◆ Quoted passage
Nestled between Hunter Street and the marina, Q Building is the first stage of the University of Newcastle’s Honeysuckle City Campus Development. The cutting-edge establishment houses the School of Creative Industries and the University’s Innovation Hub.
“The University wanted the building to represent their commitment to innovation to the wider community, and their ambition to achieve carbon neutrality by 2025,” explains Anthony Furniss, the Director of EJE Architecture, the multi-disciplinary design practice behind the development.
“Because of the orientation of the building, the original design saw the facade wrapped in a sun shade,” Anthony says. However, the solution didn’t offer the desired transparency. “We were after a technology that would stop the sun coming in when we needed it to, and offer plenty of vision of the internal structure when we didn’t,” Anthony describes. “SageGlass from George Fethers was the magic bullet.”
The innovative glazing solution tints dynamically in response to the intensity of the sun, which allows complete protection from harsh light and heat while providing full transparency when the sun moves or goes down. “SageGlass enables the building to cool by reducing the amount of heat entering the building,” Anthony explains. “That decreases the need for air conditioning and saves energy.” He adds that with the overarching design objective of representing innovation and creating a highly energy-efficient building, SageGlass was the icing on the cake. As well as reducing greenhouse gas emissions, the tinted glass reduces glare and helps maintain optimum temperature.

◆ Raw data
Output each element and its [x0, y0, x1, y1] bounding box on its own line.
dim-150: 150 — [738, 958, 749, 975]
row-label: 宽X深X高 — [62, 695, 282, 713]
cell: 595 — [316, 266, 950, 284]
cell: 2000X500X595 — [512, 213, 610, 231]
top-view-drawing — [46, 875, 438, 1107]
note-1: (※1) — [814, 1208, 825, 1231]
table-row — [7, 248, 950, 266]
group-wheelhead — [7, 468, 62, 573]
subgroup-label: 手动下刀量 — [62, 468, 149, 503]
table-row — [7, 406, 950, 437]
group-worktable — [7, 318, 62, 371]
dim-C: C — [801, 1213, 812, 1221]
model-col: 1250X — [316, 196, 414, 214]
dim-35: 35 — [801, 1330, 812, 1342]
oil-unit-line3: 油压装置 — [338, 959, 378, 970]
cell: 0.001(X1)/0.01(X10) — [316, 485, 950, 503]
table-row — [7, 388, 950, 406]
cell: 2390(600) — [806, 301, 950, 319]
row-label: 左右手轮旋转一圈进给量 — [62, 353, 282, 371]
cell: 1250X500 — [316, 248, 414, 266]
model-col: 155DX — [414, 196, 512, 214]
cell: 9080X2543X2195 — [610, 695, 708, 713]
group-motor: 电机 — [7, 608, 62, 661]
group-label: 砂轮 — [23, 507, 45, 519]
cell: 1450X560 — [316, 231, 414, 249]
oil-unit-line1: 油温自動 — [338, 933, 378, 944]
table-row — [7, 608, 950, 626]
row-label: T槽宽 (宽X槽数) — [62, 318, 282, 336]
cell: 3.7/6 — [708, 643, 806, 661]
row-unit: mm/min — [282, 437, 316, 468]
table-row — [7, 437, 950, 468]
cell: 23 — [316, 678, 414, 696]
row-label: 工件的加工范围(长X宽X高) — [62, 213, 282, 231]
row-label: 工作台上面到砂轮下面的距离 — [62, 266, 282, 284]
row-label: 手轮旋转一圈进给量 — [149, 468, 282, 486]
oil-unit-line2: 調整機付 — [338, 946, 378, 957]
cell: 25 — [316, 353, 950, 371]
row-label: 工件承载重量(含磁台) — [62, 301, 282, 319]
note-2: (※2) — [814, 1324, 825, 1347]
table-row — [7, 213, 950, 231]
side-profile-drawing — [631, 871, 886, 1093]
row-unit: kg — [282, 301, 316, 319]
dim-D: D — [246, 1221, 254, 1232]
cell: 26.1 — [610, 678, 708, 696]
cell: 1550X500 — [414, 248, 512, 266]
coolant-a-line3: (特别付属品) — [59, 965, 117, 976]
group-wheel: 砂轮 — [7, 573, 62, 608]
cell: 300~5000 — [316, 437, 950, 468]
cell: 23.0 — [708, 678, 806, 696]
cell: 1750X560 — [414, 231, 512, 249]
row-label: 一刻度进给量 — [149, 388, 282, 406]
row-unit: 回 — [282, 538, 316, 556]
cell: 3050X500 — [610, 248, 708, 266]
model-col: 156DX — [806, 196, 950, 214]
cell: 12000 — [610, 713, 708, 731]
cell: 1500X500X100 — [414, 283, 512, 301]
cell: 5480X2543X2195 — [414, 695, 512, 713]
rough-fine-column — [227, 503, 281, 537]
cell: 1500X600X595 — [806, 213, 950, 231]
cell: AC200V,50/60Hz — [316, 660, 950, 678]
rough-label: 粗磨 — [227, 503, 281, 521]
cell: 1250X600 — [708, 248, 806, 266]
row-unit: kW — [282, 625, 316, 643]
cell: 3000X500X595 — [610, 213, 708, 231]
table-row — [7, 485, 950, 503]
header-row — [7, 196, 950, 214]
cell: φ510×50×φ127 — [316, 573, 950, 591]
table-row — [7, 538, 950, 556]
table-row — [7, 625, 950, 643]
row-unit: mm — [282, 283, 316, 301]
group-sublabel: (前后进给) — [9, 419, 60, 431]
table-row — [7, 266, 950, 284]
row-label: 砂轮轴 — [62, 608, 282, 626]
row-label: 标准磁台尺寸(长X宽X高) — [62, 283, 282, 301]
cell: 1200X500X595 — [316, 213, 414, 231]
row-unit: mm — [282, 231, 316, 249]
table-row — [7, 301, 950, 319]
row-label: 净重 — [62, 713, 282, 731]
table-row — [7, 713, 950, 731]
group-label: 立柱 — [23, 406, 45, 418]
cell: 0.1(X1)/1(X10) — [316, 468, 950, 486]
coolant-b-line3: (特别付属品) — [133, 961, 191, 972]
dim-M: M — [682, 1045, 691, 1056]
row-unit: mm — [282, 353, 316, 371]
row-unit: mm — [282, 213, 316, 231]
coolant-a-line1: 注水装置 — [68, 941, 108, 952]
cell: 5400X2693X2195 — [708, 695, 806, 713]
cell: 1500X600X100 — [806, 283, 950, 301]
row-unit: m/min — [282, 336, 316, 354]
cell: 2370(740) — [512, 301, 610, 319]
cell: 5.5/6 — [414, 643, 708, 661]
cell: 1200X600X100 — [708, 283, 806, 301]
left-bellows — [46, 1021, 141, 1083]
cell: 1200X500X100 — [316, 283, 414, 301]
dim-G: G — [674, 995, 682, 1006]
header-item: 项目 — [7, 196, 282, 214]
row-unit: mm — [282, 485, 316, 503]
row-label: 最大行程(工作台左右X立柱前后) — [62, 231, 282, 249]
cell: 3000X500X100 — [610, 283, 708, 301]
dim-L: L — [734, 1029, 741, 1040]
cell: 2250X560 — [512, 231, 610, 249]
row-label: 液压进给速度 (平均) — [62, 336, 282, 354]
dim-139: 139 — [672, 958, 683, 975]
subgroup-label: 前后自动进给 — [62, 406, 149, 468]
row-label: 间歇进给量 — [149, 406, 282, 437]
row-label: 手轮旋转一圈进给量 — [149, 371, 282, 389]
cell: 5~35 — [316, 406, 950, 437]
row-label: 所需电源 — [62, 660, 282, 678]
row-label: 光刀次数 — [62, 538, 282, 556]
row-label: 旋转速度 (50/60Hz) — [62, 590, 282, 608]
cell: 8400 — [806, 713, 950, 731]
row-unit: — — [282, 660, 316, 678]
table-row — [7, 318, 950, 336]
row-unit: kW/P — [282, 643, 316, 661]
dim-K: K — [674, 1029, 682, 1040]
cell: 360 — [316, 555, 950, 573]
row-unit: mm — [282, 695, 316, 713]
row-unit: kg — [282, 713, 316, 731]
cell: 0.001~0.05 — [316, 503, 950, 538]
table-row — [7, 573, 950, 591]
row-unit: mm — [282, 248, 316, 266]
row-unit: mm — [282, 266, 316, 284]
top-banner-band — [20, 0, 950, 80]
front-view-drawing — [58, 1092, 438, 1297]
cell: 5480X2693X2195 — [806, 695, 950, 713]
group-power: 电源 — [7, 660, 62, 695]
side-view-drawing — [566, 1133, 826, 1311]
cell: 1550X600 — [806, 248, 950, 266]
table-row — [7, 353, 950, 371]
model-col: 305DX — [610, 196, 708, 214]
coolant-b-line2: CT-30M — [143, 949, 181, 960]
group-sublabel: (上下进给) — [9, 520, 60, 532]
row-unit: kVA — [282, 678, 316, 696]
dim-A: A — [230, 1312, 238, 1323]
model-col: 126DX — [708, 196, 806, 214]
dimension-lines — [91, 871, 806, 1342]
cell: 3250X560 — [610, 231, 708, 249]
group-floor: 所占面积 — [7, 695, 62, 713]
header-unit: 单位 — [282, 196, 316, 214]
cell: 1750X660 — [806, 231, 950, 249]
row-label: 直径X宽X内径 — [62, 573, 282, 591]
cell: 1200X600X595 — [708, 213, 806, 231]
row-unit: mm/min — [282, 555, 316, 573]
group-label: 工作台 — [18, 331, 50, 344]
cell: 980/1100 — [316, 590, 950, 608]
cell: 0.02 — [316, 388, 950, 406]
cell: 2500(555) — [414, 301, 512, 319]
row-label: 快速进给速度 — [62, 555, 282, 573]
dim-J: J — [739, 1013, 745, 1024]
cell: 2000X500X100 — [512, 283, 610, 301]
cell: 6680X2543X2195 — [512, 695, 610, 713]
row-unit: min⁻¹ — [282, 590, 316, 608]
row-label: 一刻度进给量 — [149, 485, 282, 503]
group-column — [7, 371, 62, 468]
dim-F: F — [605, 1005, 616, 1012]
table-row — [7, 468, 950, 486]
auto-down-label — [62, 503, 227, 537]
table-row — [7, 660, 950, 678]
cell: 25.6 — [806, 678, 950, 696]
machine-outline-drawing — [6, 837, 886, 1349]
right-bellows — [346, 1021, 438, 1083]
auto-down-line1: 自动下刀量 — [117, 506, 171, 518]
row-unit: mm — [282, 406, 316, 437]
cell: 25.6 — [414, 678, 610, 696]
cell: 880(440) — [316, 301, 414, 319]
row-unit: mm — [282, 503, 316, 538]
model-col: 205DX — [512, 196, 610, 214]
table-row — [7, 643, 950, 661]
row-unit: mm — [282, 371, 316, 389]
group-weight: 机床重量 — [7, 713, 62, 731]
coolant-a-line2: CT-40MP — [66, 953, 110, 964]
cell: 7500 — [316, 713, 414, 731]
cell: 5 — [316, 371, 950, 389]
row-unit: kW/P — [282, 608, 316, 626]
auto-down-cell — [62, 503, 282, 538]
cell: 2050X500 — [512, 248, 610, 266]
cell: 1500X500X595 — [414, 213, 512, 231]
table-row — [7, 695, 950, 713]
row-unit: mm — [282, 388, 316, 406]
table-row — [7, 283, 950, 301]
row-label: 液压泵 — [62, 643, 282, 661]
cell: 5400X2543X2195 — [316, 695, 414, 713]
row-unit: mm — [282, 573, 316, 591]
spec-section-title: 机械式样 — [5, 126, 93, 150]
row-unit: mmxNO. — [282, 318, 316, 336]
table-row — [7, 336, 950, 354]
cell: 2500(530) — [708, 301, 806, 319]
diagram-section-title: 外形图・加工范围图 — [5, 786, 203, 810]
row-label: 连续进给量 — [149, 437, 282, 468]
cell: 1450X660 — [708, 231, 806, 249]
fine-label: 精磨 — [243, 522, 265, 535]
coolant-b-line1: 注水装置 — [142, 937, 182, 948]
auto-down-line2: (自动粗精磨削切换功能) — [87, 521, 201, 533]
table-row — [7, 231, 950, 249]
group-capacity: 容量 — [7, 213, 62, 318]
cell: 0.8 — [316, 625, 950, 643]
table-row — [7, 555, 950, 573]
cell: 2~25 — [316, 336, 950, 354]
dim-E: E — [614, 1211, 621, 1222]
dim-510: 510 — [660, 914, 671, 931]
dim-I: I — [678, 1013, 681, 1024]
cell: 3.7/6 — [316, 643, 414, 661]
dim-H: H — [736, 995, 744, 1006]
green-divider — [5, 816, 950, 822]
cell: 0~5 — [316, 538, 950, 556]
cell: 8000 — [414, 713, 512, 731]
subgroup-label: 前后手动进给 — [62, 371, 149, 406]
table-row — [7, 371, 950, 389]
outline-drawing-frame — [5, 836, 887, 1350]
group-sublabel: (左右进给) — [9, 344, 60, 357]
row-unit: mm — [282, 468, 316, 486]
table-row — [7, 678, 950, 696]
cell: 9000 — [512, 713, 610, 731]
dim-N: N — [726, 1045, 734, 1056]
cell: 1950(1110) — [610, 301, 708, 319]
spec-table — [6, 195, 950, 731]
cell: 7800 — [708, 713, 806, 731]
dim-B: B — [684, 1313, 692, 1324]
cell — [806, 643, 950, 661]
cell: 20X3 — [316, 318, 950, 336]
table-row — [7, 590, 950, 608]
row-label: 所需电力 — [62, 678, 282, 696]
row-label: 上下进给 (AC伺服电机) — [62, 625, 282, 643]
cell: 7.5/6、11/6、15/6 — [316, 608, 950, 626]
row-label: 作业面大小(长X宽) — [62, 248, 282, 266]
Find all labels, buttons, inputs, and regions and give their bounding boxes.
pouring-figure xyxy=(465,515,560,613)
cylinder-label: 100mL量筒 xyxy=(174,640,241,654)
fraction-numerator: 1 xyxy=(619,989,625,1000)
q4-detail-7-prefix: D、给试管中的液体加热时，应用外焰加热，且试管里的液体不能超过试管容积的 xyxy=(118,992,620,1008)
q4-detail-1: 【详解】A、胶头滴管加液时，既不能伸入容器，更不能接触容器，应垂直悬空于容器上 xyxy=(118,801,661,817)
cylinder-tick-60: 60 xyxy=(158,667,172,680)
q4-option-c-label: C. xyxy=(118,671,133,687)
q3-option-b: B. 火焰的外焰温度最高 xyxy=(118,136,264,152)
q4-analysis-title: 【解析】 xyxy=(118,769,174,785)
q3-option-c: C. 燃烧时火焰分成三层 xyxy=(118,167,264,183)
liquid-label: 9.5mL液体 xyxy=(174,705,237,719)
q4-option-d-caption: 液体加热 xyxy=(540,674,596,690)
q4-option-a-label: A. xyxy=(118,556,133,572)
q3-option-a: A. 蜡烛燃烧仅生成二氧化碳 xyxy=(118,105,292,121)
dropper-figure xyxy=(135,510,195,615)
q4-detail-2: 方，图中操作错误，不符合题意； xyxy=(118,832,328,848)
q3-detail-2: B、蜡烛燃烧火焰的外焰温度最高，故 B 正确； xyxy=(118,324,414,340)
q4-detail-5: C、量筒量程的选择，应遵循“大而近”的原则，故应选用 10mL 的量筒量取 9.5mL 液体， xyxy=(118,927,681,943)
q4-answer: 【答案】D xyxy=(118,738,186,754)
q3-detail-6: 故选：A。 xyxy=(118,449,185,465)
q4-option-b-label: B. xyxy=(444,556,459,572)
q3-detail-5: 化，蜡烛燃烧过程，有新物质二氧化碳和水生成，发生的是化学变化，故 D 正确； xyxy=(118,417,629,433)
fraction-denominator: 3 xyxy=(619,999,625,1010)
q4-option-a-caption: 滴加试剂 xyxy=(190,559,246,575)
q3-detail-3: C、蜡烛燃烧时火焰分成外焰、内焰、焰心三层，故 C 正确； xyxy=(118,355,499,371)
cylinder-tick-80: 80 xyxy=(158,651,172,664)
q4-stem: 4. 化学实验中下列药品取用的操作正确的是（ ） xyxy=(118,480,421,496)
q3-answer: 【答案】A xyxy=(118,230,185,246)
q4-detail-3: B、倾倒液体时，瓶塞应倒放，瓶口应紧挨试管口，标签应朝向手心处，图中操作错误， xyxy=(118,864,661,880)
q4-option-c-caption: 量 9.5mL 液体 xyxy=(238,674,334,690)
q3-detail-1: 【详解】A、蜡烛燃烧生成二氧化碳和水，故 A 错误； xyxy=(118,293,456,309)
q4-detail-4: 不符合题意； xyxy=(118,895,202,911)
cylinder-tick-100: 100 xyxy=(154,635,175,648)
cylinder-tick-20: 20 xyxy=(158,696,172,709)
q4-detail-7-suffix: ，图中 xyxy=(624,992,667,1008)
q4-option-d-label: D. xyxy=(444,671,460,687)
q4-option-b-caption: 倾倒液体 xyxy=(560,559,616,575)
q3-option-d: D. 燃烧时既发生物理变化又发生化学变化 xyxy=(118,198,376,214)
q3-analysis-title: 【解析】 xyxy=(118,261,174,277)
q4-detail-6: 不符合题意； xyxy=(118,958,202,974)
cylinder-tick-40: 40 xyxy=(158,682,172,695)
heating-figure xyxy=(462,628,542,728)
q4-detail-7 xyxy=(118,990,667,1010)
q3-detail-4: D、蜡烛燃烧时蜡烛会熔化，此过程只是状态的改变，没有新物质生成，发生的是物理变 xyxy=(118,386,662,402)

◆ What is being asked
In the passage about Q Building, which two parts of the University of Newcastle does the building house? The data isn't needed for this work.

◆ Expected output
The School of Creative Industries and the University's Innovation Hub.